(Excerpts from a figure dataset)
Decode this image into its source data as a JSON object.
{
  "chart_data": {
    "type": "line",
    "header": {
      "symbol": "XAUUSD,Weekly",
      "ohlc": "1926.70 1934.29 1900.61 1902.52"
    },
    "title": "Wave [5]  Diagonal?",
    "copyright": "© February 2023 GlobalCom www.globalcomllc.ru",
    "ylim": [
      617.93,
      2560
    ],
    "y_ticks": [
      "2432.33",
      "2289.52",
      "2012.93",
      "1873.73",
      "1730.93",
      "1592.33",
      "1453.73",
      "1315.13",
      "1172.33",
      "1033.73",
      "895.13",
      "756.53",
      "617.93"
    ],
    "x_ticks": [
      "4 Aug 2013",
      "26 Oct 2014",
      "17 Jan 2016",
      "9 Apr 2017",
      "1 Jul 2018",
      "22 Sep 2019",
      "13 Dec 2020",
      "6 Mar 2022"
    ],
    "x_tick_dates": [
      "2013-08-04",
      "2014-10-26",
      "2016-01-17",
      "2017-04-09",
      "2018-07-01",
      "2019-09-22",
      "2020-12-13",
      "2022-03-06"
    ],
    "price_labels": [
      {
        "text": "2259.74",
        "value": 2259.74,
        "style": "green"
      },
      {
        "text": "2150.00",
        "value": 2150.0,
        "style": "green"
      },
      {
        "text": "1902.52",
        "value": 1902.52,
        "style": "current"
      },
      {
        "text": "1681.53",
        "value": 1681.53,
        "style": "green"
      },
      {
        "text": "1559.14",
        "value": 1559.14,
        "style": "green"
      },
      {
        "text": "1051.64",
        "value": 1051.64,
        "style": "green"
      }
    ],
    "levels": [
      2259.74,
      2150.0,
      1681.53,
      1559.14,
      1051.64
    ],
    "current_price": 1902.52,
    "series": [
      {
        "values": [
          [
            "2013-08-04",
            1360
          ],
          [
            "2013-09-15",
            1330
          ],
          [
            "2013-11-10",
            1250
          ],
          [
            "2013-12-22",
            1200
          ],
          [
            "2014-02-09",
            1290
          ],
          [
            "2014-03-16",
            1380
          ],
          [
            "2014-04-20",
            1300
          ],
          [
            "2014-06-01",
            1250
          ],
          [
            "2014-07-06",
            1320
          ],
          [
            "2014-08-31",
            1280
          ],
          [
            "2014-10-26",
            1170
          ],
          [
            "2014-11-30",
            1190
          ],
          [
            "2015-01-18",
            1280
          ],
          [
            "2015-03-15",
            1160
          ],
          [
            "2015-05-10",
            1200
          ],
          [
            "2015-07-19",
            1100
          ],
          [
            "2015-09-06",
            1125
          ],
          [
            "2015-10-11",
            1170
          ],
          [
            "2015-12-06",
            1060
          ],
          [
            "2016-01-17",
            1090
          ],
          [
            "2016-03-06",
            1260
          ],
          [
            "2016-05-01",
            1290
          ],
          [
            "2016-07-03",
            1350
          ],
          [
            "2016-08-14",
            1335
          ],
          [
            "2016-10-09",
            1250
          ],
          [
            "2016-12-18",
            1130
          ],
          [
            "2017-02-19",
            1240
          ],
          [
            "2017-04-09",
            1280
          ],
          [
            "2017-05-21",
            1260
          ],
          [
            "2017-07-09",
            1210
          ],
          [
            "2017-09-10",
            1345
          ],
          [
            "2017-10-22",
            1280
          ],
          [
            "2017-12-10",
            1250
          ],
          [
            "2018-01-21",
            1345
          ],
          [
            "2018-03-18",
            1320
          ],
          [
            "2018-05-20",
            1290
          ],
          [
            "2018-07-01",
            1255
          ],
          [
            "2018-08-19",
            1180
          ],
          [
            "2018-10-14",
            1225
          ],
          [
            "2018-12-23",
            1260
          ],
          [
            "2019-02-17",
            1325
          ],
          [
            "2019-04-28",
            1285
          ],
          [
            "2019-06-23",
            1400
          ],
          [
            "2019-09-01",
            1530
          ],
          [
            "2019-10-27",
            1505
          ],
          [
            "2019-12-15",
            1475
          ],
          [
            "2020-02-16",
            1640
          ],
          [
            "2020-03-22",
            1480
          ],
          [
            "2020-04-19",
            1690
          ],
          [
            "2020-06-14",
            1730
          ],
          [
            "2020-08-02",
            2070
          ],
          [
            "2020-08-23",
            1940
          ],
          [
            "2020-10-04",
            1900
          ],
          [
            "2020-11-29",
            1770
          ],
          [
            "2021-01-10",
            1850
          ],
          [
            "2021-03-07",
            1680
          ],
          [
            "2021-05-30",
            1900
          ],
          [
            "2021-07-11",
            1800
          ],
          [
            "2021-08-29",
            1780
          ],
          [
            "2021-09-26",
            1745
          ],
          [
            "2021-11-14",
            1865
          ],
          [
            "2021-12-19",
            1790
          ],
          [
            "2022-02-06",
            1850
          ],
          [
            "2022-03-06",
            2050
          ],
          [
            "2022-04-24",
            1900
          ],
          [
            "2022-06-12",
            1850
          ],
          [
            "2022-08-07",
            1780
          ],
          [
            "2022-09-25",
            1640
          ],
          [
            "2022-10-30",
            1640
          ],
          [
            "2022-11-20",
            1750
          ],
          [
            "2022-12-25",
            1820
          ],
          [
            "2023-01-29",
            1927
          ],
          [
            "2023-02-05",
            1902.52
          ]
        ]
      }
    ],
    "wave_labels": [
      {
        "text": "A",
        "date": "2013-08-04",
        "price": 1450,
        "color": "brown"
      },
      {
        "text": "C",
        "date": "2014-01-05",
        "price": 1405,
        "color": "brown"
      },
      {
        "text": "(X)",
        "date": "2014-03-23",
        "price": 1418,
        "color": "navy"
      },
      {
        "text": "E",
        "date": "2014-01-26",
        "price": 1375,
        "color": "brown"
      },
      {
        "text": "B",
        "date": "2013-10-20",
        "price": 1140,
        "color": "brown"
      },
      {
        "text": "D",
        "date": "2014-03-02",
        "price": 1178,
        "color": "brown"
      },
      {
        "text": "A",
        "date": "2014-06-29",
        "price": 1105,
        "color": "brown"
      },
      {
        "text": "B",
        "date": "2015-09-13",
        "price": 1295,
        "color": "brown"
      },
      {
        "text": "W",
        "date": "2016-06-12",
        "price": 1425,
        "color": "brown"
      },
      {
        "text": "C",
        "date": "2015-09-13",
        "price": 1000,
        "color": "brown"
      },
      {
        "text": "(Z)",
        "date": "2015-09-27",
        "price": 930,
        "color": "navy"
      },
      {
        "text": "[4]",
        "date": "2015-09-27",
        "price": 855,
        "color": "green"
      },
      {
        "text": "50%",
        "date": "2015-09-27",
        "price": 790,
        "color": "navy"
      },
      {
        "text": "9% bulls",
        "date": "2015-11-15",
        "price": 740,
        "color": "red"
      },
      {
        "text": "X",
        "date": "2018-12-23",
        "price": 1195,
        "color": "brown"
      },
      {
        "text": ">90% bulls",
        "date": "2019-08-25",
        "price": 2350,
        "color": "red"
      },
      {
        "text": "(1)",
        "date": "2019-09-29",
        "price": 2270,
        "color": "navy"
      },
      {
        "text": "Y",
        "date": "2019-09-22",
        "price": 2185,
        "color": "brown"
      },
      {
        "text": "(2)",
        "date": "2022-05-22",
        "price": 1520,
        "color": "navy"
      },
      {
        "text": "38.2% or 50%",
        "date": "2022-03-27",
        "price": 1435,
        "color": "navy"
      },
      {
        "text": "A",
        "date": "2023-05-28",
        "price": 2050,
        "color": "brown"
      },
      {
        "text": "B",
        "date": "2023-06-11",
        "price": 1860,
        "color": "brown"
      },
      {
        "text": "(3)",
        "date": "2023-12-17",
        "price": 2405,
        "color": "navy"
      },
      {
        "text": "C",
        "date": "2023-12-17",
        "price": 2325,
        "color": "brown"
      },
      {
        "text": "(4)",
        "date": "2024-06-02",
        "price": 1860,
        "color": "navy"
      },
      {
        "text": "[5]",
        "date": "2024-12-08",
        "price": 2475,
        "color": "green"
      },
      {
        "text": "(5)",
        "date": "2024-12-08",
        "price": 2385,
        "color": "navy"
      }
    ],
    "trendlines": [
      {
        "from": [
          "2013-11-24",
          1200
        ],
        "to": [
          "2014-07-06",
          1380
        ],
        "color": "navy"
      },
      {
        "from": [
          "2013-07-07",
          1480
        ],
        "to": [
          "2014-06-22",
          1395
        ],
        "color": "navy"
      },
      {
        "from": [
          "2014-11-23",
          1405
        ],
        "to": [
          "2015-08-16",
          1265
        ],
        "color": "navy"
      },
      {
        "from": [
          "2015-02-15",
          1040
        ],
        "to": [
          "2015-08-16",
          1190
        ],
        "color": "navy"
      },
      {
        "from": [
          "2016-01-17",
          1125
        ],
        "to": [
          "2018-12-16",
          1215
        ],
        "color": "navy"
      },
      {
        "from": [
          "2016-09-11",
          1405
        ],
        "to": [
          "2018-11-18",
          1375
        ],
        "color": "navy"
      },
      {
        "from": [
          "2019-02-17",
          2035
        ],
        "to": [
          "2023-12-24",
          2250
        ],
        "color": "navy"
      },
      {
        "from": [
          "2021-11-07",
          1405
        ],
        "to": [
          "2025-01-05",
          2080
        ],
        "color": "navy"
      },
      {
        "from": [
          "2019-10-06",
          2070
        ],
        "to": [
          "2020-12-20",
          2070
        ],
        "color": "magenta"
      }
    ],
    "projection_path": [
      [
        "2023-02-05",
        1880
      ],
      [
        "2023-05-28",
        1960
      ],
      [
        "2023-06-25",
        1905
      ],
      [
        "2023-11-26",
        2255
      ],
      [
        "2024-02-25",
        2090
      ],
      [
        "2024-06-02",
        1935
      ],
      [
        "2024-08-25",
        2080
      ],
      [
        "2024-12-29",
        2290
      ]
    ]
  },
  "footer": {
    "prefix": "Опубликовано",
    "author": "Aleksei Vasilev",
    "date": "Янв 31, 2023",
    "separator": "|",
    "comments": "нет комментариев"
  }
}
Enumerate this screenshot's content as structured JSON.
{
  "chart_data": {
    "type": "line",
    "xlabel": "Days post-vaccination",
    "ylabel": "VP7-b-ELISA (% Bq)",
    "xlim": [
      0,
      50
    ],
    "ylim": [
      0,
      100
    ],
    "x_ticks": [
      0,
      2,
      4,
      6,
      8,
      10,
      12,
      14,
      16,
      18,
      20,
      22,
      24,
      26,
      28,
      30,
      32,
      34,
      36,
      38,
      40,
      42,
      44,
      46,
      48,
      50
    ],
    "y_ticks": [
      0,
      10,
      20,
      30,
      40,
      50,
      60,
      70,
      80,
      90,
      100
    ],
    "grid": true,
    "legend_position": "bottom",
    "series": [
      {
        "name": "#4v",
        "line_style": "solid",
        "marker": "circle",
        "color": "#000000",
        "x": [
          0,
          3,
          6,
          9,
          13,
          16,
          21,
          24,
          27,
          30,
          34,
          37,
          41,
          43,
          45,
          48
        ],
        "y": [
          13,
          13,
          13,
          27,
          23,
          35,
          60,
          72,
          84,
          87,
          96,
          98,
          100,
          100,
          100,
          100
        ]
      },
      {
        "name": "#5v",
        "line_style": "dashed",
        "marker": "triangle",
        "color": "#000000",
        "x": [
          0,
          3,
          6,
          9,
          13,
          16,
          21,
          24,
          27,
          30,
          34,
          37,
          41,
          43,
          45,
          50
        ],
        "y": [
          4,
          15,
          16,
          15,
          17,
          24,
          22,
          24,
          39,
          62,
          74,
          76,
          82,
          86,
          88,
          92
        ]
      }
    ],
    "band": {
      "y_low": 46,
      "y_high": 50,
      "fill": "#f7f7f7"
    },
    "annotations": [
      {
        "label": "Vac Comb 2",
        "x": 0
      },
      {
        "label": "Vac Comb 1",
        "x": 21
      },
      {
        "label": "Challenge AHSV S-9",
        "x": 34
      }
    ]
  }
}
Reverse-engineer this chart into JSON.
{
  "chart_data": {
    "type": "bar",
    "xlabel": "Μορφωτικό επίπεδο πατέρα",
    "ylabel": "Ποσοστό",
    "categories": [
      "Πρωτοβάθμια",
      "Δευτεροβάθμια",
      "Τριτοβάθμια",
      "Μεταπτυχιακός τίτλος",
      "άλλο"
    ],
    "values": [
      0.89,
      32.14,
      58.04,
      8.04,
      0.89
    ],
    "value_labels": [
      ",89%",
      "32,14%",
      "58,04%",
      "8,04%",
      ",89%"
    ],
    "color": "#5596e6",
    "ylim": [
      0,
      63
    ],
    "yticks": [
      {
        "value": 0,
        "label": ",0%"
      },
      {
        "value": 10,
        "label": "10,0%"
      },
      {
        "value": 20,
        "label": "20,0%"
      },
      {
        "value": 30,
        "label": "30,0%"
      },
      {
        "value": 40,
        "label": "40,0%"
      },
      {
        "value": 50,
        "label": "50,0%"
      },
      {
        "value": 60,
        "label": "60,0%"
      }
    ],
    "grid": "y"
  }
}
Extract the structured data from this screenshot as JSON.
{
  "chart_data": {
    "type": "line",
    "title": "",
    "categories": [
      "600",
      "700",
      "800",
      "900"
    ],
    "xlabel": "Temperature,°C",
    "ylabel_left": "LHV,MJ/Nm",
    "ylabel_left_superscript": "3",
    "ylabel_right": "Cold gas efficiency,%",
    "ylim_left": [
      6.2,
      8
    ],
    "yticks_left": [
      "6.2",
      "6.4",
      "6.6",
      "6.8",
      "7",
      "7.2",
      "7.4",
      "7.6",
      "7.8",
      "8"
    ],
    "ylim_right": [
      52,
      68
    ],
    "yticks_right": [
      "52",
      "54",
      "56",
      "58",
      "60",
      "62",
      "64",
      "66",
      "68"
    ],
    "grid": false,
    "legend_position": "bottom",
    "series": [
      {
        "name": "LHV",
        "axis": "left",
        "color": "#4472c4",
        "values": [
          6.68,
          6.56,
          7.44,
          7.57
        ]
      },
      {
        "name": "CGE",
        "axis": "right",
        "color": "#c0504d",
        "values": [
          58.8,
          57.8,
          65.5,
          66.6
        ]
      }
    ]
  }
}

▶ _EXERCISE DIRECTIONS_
Take the line with "Extract the structured" and all lines after it through the end of the records, and write them out exactly; include nothing else.

▶ _THE REPLY_
Extract the structured data from this screenshot as JSON.
{
  "chart_data": {
    "type": "line",
    "title": "",
    "categories": [
      "600",
      "700",
      "800",
      "900"
    ],
    "xlabel": "Temperature,°C",
    "ylabel_left": "LHV,MJ/Nm",
    "ylabel_left_superscript": "3",
    "ylabel_right": "Cold gas efficiency,%",
    "ylim_left": [
      6.2,
      8
    ],
    "yticks_left": [
      "6.2",
      "6.4",
      "6.6",
      "6.8",
      "7",
      "7.2",
      "7.4",
      "7.6",
      "7.8",
      "8"
    ],
    "ylim_right": [
      52,
      68
    ],
    "yticks_right": [
      "52",
      "54",
      "56",
      "58",
      "60",
      "62",
      "64",
      "66",
      "68"
    ],
    "grid": false,
    "legend_position": "bottom",
    "series": [
      {
        "name": "LHV",
        "axis": "left",
        "color": "#4472c4",
        "values": [
          6.68,
          6.56,
          7.44,
          7.57
        ]
      },
      {
        "name": "CGE",
        "axis": "right",
        "color": "#c0504d",
        "values": [
          58.8,
          57.8,
          65.5,
          66.6
        ]
      }
    ]
  }
}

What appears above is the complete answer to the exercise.